* [DATA UNDER STUDY]:

========================

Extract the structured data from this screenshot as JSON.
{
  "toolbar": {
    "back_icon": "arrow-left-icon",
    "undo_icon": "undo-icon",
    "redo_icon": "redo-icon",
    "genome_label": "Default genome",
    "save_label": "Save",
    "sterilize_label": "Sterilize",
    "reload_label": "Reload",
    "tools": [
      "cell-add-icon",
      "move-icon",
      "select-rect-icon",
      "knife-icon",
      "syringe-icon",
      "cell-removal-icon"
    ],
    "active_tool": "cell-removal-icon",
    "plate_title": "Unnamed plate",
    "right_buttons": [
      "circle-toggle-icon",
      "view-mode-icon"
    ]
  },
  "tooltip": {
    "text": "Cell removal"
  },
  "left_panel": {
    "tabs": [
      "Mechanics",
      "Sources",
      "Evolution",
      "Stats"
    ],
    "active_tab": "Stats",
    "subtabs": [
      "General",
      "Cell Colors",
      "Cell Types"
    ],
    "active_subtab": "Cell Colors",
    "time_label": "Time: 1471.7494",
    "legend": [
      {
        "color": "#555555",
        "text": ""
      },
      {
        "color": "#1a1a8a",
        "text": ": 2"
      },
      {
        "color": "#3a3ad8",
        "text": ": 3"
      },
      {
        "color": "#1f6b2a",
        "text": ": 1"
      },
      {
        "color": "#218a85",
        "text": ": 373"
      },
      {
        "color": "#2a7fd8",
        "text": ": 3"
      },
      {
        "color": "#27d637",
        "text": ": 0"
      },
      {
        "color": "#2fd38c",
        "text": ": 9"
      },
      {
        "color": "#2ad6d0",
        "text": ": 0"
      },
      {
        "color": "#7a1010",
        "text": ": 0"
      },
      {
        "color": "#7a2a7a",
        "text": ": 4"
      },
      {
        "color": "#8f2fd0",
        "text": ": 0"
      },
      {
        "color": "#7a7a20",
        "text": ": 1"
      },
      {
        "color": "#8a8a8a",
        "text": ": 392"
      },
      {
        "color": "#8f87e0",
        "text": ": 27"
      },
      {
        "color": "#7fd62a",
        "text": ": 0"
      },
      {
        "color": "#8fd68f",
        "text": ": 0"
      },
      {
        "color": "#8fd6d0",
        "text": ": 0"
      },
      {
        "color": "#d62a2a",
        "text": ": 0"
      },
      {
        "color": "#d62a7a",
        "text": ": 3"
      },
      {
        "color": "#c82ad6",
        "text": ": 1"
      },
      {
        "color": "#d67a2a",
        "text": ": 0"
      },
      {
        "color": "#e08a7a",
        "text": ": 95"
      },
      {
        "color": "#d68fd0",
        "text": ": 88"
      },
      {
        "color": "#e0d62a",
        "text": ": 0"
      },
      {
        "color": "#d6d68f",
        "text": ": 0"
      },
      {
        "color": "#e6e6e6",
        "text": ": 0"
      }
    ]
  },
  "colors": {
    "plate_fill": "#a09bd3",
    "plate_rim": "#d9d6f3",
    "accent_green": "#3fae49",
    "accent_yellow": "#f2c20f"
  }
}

========================

* [YOUR OBJECTIVE]: Take the material above and return all of it exactly.

* [ANSWER BOX]:
Extract the structured data from this screenshot as JSON.
{
  "toolbar": {
    "back_icon": "arrow-left-icon",
    "undo_icon": "undo-icon",
    "redo_icon": "redo-icon",
    "genome_label": "Default genome",
    "save_label": "Save",
    "sterilize_label": "Sterilize",
    "reload_label": "Reload",
    "tools": [
      "cell-add-icon",
      "move-icon",
      "select-rect-icon",
      "knife-icon",
      "syringe-icon",
      "cell-removal-icon"
    ],
    "active_tool": "cell-removal-icon",
    "plate_title": "Unnamed plate",
    "right_buttons": [
      "circle-toggle-icon",
      "view-mode-icon"
    ]
  },
  "tooltip": {
    "text": "Cell removal"
  },
  "left_panel": {
    "tabs": [
      "Mechanics",
      "Sources",
      "Evolution",
      "Stats"
    ],
    "active_tab": "Stats",
    "subtabs": [
      "General",
      "Cell Colors",
      "Cell Types"
    ],
    "active_subtab": "Cell Colors",
    "time_label": "Time: 1471.7494",
    "legend": [
      {
        "color": "#555555",
        "text": ""
      },
      {
        "color": "#1a1a8a",
        "text": ": 2"
      },
      {
        "color": "#3a3ad8",
        "text": ": 3"
      },
      {
        "color": "#1f6b2a",
        "text": ": 1"
      },
      {
        "color": "#218a85",
        "text": ": 373"
      },
      {
        "color": "#2a7fd8",
        "text": ": 3"
      },
      {
        "color": "#27d637",
        "text": ": 0"
      },
      {
        "color": "#2fd38c",
        "text": ": 9"
      },
      {
        "color": "#2ad6d0",
        "text": ": 0"
      },
      {
        "color": "#7a1010",
        "text": ": 0"
      },
      {
        "color": "#7a2a7a",
        "text": ": 4"
      },
      {
        "color": "#8f2fd0",
        "text": ": 0"
      },
      {
        "color": "#7a7a20",
        "text": ": 1"
      },
      {
        "color": "#8a8a8a",
        "text": ": 392"
      },
      {
        "color": "#8f87e0",
        "text": ": 27"
      },
      {
        "color": "#7fd62a",
        "text": ": 0"
      },
      {
        "color": "#8fd68f",
        "text": ": 0"
      },
      {
        "color": "#8fd6d0",
        "text": ": 0"
      },
      {
        "color": "#d62a2a",
        "text": ": 0"
      },
      {
        "color": "#d62a7a",
        "text": ": 3"
      },
      {
        "color": "#c82ad6",
        "text": ": 1"
      },
      {
        "color": "#d67a2a",
        "text": ": 0"
      },
      {
        "color": "#e08a7a",
        "text": ": 95"
      },
      {
        "color": "#d68fd0",
        "text": ": 88"
      },
      {
        "color": "#e0d62a",
        "text": ": 0"
      },
      {
        "color": "#d6d68f",
        "text": ": 0"
      },
      {
        "color": "#e6e6e6",
        "text": ": 0"
      }
    ]
  },
  "colors": {
    "plate_fill": "#a09bd3",
    "plate_rim": "#d9d6f3",
    "accent_green": "#3fae49",
    "accent_yellow": "#f2c20f"
  }
}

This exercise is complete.